[Collected data]

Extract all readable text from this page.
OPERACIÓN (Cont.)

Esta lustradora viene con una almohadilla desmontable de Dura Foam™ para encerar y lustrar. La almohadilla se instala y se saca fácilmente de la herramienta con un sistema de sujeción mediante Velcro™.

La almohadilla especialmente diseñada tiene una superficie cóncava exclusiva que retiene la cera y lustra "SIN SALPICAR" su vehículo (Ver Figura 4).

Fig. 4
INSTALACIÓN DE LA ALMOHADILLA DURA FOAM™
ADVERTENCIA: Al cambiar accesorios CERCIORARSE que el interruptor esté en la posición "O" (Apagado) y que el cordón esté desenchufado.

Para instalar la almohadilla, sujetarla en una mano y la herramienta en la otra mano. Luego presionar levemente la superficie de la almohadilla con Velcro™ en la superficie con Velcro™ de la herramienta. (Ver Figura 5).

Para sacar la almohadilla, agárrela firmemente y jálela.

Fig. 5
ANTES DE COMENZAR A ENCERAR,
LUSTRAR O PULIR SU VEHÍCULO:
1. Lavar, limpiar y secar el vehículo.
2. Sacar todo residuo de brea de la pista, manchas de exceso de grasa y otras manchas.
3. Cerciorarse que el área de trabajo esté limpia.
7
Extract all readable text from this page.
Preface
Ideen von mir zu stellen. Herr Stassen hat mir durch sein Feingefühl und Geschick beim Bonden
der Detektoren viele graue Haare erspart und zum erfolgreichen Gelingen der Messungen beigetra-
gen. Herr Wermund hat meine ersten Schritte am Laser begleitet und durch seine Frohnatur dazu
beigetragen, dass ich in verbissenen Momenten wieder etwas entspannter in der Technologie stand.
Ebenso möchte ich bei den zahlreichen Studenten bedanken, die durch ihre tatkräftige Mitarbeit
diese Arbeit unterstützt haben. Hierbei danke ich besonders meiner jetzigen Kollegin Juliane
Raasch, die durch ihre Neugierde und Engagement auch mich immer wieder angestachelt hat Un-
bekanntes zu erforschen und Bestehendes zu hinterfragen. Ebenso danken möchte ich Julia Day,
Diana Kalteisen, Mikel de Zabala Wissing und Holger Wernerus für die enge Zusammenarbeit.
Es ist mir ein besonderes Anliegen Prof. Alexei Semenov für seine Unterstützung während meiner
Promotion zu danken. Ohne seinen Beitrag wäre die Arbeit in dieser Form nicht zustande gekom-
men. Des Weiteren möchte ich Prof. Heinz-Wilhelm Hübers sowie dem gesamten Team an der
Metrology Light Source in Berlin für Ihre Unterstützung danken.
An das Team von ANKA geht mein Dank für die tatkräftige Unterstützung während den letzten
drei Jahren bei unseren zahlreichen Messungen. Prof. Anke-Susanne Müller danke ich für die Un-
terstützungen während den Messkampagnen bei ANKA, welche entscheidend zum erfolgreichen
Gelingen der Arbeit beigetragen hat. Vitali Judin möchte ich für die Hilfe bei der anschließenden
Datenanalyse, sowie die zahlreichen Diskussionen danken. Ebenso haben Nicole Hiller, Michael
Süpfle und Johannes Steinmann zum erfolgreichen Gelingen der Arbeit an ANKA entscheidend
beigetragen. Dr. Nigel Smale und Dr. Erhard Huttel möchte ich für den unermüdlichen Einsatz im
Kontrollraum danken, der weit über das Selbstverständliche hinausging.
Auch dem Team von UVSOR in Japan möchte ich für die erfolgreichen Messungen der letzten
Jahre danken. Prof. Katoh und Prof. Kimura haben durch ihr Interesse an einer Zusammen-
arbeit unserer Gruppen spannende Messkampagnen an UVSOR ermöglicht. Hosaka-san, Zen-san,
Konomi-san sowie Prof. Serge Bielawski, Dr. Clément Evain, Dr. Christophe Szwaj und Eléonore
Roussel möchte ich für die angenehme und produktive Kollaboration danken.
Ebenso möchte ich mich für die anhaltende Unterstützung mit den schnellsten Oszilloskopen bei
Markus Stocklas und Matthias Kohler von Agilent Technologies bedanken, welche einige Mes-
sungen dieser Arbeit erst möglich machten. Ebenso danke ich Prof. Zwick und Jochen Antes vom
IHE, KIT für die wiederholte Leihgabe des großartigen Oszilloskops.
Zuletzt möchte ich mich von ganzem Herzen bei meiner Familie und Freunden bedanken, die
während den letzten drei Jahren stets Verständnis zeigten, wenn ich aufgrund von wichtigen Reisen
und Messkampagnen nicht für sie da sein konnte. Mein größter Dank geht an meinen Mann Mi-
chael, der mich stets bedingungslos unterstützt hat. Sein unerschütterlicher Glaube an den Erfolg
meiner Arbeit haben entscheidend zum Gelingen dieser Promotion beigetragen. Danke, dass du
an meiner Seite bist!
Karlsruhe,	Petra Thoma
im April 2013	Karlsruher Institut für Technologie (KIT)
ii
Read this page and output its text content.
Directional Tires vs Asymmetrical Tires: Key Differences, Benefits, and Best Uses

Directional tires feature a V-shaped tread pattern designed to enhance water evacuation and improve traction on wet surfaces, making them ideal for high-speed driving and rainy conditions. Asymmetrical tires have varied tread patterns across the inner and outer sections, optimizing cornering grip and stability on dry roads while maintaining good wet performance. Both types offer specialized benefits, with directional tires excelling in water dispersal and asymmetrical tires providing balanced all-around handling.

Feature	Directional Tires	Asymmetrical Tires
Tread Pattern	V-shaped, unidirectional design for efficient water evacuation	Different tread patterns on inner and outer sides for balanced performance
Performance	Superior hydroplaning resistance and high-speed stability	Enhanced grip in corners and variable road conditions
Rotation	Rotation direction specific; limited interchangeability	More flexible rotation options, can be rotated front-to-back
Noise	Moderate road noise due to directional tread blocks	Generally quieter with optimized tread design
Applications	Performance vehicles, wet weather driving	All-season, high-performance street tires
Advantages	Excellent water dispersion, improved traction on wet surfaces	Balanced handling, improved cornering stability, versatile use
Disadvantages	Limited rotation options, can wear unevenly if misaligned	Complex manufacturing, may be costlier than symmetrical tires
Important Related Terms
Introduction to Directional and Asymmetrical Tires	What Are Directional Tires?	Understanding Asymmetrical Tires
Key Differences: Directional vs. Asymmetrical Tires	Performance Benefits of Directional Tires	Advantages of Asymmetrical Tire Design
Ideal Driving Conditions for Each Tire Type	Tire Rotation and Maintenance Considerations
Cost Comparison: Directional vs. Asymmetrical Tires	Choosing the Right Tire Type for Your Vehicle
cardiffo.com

Written exercise →
Print the listing above in its entirety, with every line exact.

Result →
Extract all readable text from this page.
OPERACIÓN (Cont.)

Esta lustradora viene con una almohadilla desmontable de Dura Foam™ para encerar y lustrar. La almohadilla se instala y se saca fácilmente de la herramienta con un sistema de sujeción mediante Velcro™.

La almohadilla especialmente diseñada tiene una superficie cóncava exclusiva que retiene la cera y lustra "SIN SALPICAR" su vehículo (Ver Figura 4).

Fig. 4
INSTALACIÓN DE LA ALMOHADILLA DURA FOAM™
ADVERTENCIA: Al cambiar accesorios CERCIORARSE que el interruptor esté en la posición "O" (Apagado) y que el cordón esté desenchufado.

Para instalar la almohadilla, sujetarla en una mano y la herramienta en la otra mano. Luego presionar levemente la superficie de la almohadilla con Velcro™ en la superficie con Velcro™ de la herramienta. (Ver Figura 5).

Para sacar la almohadilla, agárrela firmemente y jálela.

Fig. 5
ANTES DE COMENZAR A ENCERAR,
LUSTRAR O PULIR SU VEHÍCULO:
1. Lavar, limpiar y secar el vehículo.
2. Sacar todo residuo de brea de la pista, manchas de exceso de grasa y otras manchas.
3. Cerciorarse que el área de trabajo esté limpia.
7
Extract all readable text from this page.
Preface
Ideen von mir zu stellen. Herr Stassen hat mir durch sein Feingefühl und Geschick beim Bonden
der Detektoren viele graue Haare erspart und zum erfolgreichen Gelingen der Messungen beigetra-
gen. Herr Wermund hat meine ersten Schritte am Laser begleitet und durch seine Frohnatur dazu
beigetragen, dass ich in verbissenen Momenten wieder etwas entspannter in der Technologie stand.
Ebenso möchte ich bei den zahlreichen Studenten bedanken, die durch ihre tatkräftige Mitarbeit
diese Arbeit unterstützt haben. Hierbei danke ich besonders meiner jetzigen Kollegin Juliane
Raasch, die durch ihre Neugierde und Engagement auch mich immer wieder angestachelt hat Un-
bekanntes zu erforschen und Bestehendes zu hinterfragen. Ebenso danken möchte ich Julia Day,
Diana Kalteisen, Mikel de Zabala Wissing und Holger Wernerus für die enge Zusammenarbeit.
Es ist mir ein besonderes Anliegen Prof. Alexei Semenov für seine Unterstützung während meiner
Promotion zu danken. Ohne seinen Beitrag wäre die Arbeit in dieser Form nicht zustande gekom-
men. Des Weiteren möchte ich Prof. Heinz-Wilhelm Hübers sowie dem gesamten Team an der
Metrology Light Source in Berlin für Ihre Unterstützung danken.
An das Team von ANKA geht mein Dank für die tatkräftige Unterstützung während den letzten
drei Jahren bei unseren zahlreichen Messungen. Prof. Anke-Susanne Müller danke ich für die Un-
terstützungen während den Messkampagnen bei ANKA, welche entscheidend zum erfolgreichen
Gelingen der Arbeit beigetragen hat. Vitali Judin möchte ich für die Hilfe bei der anschließenden
Datenanalyse, sowie die zahlreichen Diskussionen danken. Ebenso haben Nicole Hiller, Michael
Süpfle und Johannes Steinmann zum erfolgreichen Gelingen der Arbeit an ANKA entscheidend
beigetragen. Dr. Nigel Smale und Dr. Erhard Huttel möchte ich für den unermüdlichen Einsatz im
Kontrollraum danken, der weit über das Selbstverständliche hinausging.
Auch dem Team von UVSOR in Japan möchte ich für die erfolgreichen Messungen der letzten
Jahre danken. Prof. Katoh und Prof. Kimura haben durch ihr Interesse an einer Zusammen-
arbeit unserer Gruppen spannende Messkampagnen an UVSOR ermöglicht. Hosaka-san, Zen-san,
Konomi-san sowie Prof. Serge Bielawski, Dr. Clément Evain, Dr. Christophe Szwaj und Eléonore
Roussel möchte ich für die angenehme und produktive Kollaboration danken.
Ebenso möchte ich mich für die anhaltende Unterstützung mit den schnellsten Oszilloskopen bei
Markus Stocklas und Matthias Kohler von Agilent Technologies bedanken, welche einige Mes-
sungen dieser Arbeit erst möglich machten. Ebenso danke ich Prof. Zwick und Jochen Antes vom
IHE, KIT für die wiederholte Leihgabe des großartigen Oszilloskops.
Zuletzt möchte ich mich von ganzem Herzen bei meiner Familie und Freunden bedanken, die
während den letzten drei Jahren stets Verständnis zeigten, wenn ich aufgrund von wichtigen Reisen
und Messkampagnen nicht für sie da sein konnte. Mein größter Dank geht an meinen Mann Mi-
chael, der mich stets bedingungslos unterstützt hat. Sein unerschütterlicher Glaube an den Erfolg
meiner Arbeit haben entscheidend zum Gelingen dieser Promotion beigetragen. Danke, dass du
an meiner Seite bist!
Karlsruhe,	Petra Thoma
im April 2013	Karlsruher Institut für Technologie (KIT)
ii
Read this page and output its text content.
Directional Tires vs Asymmetrical Tires: Key Differences, Benefits, and Best Uses

Directional tires feature a V-shaped tread pattern designed to enhance water evacuation and improve traction on wet surfaces, making them ideal for high-speed driving and rainy conditions. Asymmetrical tires have varied tread patterns across the inner and outer sections, optimizing cornering grip and stability on dry roads while maintaining good wet performance. Both types offer specialized benefits, with directional tires excelling in water dispersal and asymmetrical tires providing balanced all-around handling.

Feature	Directional Tires	Asymmetrical Tires
Tread Pattern	V-shaped, unidirectional design for efficient water evacuation	Different tread patterns on inner and outer sides for balanced performance
Performance	Superior hydroplaning resistance and high-speed stability	Enhanced grip in corners and variable road conditions
Rotation	Rotation direction specific; limited interchangeability	More flexible rotation options, can be rotated front-to-back
Noise	Moderate road noise due to directional tread blocks	Generally quieter with optimized tread design
Applications	Performance vehicles, wet weather driving	All-season, high-performance street tires
Advantages	Excellent water dispersion, improved traction on wet surfaces	Balanced handling, improved cornering stability, versatile use
Disadvantages	Limited rotation options, can wear unevenly if misaligned	Complex manufacturing, may be costlier than symmetrical tires
Important Related Terms
Introduction to Directional and Asymmetrical Tires	What Are Directional Tires?	Understanding Asymmetrical Tires
Key Differences: Directional vs. Asymmetrical Tires	Performance Benefits of Directional Tires	Advantages of Asymmetrical Tire Design
Ideal Driving Conditions for Each Tire Type	Tire Rotation and Maintenance Considerations
Cost Comparison: Directional vs. Asymmetrical Tires	Choosing the Right Tire Type for Your Vehicle
cardiffo.com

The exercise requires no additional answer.